### What the task asks
Write out the listing exactly as it is given.
★ ★ ★ ★ ★ ★ ★
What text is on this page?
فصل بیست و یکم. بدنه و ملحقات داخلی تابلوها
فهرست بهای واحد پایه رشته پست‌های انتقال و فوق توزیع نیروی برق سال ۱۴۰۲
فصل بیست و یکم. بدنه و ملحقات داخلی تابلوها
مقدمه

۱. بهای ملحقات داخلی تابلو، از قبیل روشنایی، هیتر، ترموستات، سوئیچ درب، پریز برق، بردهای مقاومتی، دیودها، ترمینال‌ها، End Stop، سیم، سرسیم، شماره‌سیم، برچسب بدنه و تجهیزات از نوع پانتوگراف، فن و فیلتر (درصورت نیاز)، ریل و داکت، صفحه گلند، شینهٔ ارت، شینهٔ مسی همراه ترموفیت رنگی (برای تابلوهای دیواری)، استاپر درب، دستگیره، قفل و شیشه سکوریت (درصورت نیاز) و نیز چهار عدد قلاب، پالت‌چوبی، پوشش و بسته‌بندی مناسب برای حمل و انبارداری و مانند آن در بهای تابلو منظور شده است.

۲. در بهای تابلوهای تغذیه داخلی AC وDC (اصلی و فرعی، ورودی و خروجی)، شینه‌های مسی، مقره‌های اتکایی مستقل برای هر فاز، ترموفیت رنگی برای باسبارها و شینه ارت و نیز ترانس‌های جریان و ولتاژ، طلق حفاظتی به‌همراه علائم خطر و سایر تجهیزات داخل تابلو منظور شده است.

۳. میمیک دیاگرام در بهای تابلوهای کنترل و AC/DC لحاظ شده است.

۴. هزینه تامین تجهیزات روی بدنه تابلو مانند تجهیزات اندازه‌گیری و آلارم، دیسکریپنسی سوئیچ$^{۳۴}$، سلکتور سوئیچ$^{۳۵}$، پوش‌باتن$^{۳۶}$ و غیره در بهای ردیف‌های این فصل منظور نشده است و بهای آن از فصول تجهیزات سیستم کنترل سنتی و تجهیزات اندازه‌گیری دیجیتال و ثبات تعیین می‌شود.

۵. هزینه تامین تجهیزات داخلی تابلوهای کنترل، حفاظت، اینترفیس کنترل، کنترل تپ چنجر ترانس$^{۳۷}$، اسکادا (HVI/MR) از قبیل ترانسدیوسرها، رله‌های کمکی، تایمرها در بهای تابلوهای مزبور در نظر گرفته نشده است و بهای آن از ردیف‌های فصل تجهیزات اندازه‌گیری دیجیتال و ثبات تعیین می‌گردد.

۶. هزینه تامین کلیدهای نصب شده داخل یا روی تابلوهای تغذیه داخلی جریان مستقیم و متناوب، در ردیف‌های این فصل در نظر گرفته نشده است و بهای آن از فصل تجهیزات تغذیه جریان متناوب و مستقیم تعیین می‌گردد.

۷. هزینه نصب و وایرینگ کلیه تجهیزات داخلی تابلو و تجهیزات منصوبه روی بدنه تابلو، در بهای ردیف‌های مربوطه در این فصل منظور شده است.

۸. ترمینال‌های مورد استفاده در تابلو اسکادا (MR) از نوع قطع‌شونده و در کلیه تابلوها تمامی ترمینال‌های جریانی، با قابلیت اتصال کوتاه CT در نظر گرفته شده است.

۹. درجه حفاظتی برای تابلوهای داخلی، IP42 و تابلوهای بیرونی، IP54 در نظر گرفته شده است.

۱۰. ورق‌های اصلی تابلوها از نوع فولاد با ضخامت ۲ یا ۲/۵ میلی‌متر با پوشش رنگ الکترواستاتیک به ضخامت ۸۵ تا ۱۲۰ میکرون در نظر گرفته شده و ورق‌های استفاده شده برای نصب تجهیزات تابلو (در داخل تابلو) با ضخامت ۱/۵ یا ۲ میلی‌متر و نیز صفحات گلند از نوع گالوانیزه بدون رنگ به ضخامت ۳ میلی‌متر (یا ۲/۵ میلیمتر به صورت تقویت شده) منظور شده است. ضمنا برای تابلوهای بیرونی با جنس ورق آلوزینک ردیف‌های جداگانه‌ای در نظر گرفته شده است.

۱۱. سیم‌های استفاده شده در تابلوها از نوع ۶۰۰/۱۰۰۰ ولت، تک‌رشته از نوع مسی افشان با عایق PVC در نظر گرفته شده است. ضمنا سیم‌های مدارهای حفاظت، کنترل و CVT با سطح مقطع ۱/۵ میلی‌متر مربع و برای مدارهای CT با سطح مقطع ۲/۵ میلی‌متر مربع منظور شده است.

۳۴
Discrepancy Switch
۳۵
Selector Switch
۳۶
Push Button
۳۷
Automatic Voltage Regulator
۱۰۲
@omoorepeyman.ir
★ ★ ★ ★ ★ ★ ★
### Exercise solution
What text is on this page?
فصل بیست و یکم. بدنه و ملحقات داخلی تابلوها
فهرست بهای واحد پایه رشته پست‌های انتقال و فوق توزیع نیروی برق سال ۱۴۰۲
فصل بیست و یکم. بدنه و ملحقات داخلی تابلوها
مقدمه

۱. بهای ملحقات داخلی تابلو، از قبیل روشنایی، هیتر، ترموستات، سوئیچ درب، پریز برق، بردهای مقاومتی، دیودها، ترمینال‌ها، End Stop، سیم، سرسیم، شماره‌سیم، برچسب بدنه و تجهیزات از نوع پانتوگراف، فن و فیلتر (درصورت نیاز)، ریل و داکت، صفحه گلند، شینهٔ ارت، شینهٔ مسی همراه ترموفیت رنگی (برای تابلوهای دیواری)، استاپر درب، دستگیره، قفل و شیشه سکوریت (درصورت نیاز) و نیز چهار عدد قلاب، پالت‌چوبی، پوشش و بسته‌بندی مناسب برای حمل و انبارداری و مانند آن در بهای تابلو منظور شده است.

۲. در بهای تابلوهای تغذیه داخلی AC وDC (اصلی و فرعی، ورودی و خروجی)، شینه‌های مسی، مقره‌های اتکایی مستقل برای هر فاز، ترموفیت رنگی برای باسبارها و شینه ارت و نیز ترانس‌های جریان و ولتاژ، طلق حفاظتی به‌همراه علائم خطر و سایر تجهیزات داخل تابلو منظور شده است.

۳. میمیک دیاگرام در بهای تابلوهای کنترل و AC/DC لحاظ شده است.

۴. هزینه تامین تجهیزات روی بدنه تابلو مانند تجهیزات اندازه‌گیری و آلارم، دیسکریپنسی سوئیچ$^{۳۴}$، سلکتور سوئیچ$^{۳۵}$، پوش‌باتن$^{۳۶}$ و غیره در بهای ردیف‌های این فصل منظور نشده است و بهای آن از فصول تجهیزات سیستم کنترل سنتی و تجهیزات اندازه‌گیری دیجیتال و ثبات تعیین می‌شود.

۵. هزینه تامین تجهیزات داخلی تابلوهای کنترل، حفاظت، اینترفیس کنترل، کنترل تپ چنجر ترانس$^{۳۷}$، اسکادا (HVI/MR) از قبیل ترانسدیوسرها، رله‌های کمکی، تایمرها در بهای تابلوهای مزبور در نظر گرفته نشده است و بهای آن از ردیف‌های فصل تجهیزات اندازه‌گیری دیجیتال و ثبات تعیین می‌گردد.

۶. هزینه تامین کلیدهای نصب شده داخل یا روی تابلوهای تغذیه داخلی جریان مستقیم و متناوب، در ردیف‌های این فصل در نظر گرفته نشده است و بهای آن از فصل تجهیزات تغذیه جریان متناوب و مستقیم تعیین می‌گردد.

۷. هزینه نصب و وایرینگ کلیه تجهیزات داخلی تابلو و تجهیزات منصوبه روی بدنه تابلو، در بهای ردیف‌های مربوطه در این فصل منظور شده است.

۸. ترمینال‌های مورد استفاده در تابلو اسکادا (MR) از نوع قطع‌شونده و در کلیه تابلوها تمامی ترمینال‌های جریانی، با قابلیت اتصال کوتاه CT در نظر گرفته شده است.

۹. درجه حفاظتی برای تابلوهای داخلی، IP42 و تابلوهای بیرونی، IP54 در نظر گرفته شده است.

۱۰. ورق‌های اصلی تابلوها از نوع فولاد با ضخامت ۲ یا ۲/۵ میلی‌متر با پوشش رنگ الکترواستاتیک به ضخامت ۸۵ تا ۱۲۰ میکرون در نظر گرفته شده و ورق‌های استفاده شده برای نصب تجهیزات تابلو (در داخل تابلو) با ضخامت ۱/۵ یا ۲ میلی‌متر و نیز صفحات گلند از نوع گالوانیزه بدون رنگ به ضخامت ۳ میلی‌متر (یا ۲/۵ میلیمتر به صورت تقویت شده) منظور شده است. ضمنا برای تابلوهای بیرونی با جنس ورق آلوزینک ردیف‌های جداگانه‌ای در نظر گرفته شده است.

۱۱. سیم‌های استفاده شده در تابلوها از نوع ۶۰۰/۱۰۰۰ ولت، تک‌رشته از نوع مسی افشان با عایق PVC در نظر گرفته شده است. ضمنا سیم‌های مدارهای حفاظت، کنترل و CVT با سطح مقطع ۱/۵ میلی‌متر مربع و برای مدارهای CT با سطح مقطع ۲/۵ میلی‌متر مربع منظور شده است.

۳۴
Discrepancy Switch
۳۵
Selector Switch
۳۶
Push Button
۳۷
Automatic Voltage Regulator
۱۰۲
@omoorepeyman.ir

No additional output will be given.